** START The input **
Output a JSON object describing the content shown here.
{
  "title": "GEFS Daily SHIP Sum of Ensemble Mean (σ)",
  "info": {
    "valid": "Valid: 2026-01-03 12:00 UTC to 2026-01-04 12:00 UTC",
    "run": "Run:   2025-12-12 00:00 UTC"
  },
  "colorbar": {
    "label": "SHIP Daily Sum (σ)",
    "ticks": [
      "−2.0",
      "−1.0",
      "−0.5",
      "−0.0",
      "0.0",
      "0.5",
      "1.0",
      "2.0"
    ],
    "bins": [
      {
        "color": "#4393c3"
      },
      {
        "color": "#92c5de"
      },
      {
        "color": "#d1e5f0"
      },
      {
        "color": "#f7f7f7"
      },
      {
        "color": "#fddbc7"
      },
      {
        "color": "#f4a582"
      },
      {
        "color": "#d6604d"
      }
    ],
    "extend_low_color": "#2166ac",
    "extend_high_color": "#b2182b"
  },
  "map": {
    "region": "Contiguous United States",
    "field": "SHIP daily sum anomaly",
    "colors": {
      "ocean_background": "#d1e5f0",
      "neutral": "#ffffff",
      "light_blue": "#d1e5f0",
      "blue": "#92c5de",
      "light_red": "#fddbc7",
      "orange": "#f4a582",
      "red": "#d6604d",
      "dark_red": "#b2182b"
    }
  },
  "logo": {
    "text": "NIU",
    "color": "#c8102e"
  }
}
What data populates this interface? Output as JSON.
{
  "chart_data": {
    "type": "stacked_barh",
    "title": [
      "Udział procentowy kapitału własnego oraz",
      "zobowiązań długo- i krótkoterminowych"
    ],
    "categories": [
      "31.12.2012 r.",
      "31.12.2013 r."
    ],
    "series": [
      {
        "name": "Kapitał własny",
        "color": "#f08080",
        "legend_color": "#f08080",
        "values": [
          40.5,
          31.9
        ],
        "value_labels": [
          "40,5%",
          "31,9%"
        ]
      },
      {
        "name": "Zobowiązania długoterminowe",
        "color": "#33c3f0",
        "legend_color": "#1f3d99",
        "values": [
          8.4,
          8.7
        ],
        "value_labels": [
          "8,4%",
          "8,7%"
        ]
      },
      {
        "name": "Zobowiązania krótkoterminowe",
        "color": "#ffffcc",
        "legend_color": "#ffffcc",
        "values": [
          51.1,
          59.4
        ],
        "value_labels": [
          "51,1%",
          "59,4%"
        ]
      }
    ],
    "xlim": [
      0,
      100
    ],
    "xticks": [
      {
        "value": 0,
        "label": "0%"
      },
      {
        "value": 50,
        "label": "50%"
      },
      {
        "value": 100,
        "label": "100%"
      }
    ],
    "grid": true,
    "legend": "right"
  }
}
** END The input **
Required task
Give the entries once more, exactly as they appear.

Answer for this exercise
Output a JSON object describing the content shown here.
{
  "title": "GEFS Daily SHIP Sum of Ensemble Mean (σ)",
  "info": {
    "valid": "Valid: 2026-01-03 12:00 UTC to 2026-01-04 12:00 UTC",
    "run": "Run:   2025-12-12 00:00 UTC"
  },
  "colorbar": {
    "label": "SHIP Daily Sum (σ)",
    "ticks": [
      "−2.0",
      "−1.0",
      "−0.5",
      "−0.0",
      "0.0",
      "0.5",
      "1.0",
      "2.0"
    ],
    "bins": [
      {
        "color": "#4393c3"
      },
      {
        "color": "#92c5de"
      },
      {
        "color": "#d1e5f0"
      },
      {
        "color": "#f7f7f7"
      },
      {
        "color": "#fddbc7"
      },
      {
        "color": "#f4a582"
      },
      {
        "color": "#d6604d"
      }
    ],
    "extend_low_color": "#2166ac",
    "extend_high_color": "#b2182b"
  },
  "map": {
    "region": "Contiguous United States",
    "field": "SHIP daily sum anomaly",
    "colors": {
      "ocean_background": "#d1e5f0",
      "neutral": "#ffffff",
      "light_blue": "#d1e5f0",
      "blue": "#92c5de",
      "light_red": "#fddbc7",
      "orange": "#f4a582",
      "red": "#d6604d",
      "dark_red": "#b2182b"
    }
  },
  "logo": {
    "text": "NIU",
    "color": "#c8102e"
  }
}
What data populates this interface? Output as JSON.
{
  "chart_data": {
    "type": "stacked_barh",
    "title": [
      "Udział procentowy kapitału własnego oraz",
      "zobowiązań długo- i krótkoterminowych"
    ],
    "categories": [
      "31.12.2012 r.",
      "31.12.2013 r."
    ],
    "series": [
      {
        "name": "Kapitał własny",
        "color": "#f08080",
        "legend_color": "#f08080",
        "values": [
          40.5,
          31.9
        ],
        "value_labels": [
          "40,5%",
          "31,9%"
        ]
      },
      {
        "name": "Zobowiązania długoterminowe",
        "color": "#33c3f0",
        "legend_color": "#1f3d99",
        "values": [
          8.4,
          8.7
        ],
        "value_labels": [
          "8,4%",
          "8,7%"
        ]
      },
      {
        "name": "Zobowiązania krótkoterminowe",
        "color": "#ffffcc",
        "legend_color": "#ffffcc",
        "values": [
          51.1,
          59.4
        ],
        "value_labels": [
          "51,1%",
          "59,4%"
        ]
      }
    ],
    "xlim": [
      0,
      100
    ],
    "xticks": [
      {
        "value": 0,
        "label": "0%"
      },
      {
        "value": 50,
        "label": "50%"
      },
      {
        "value": 100,
        "label": "100%"
      }
    ],
    "grid": true,
    "legend": "right"
  }
}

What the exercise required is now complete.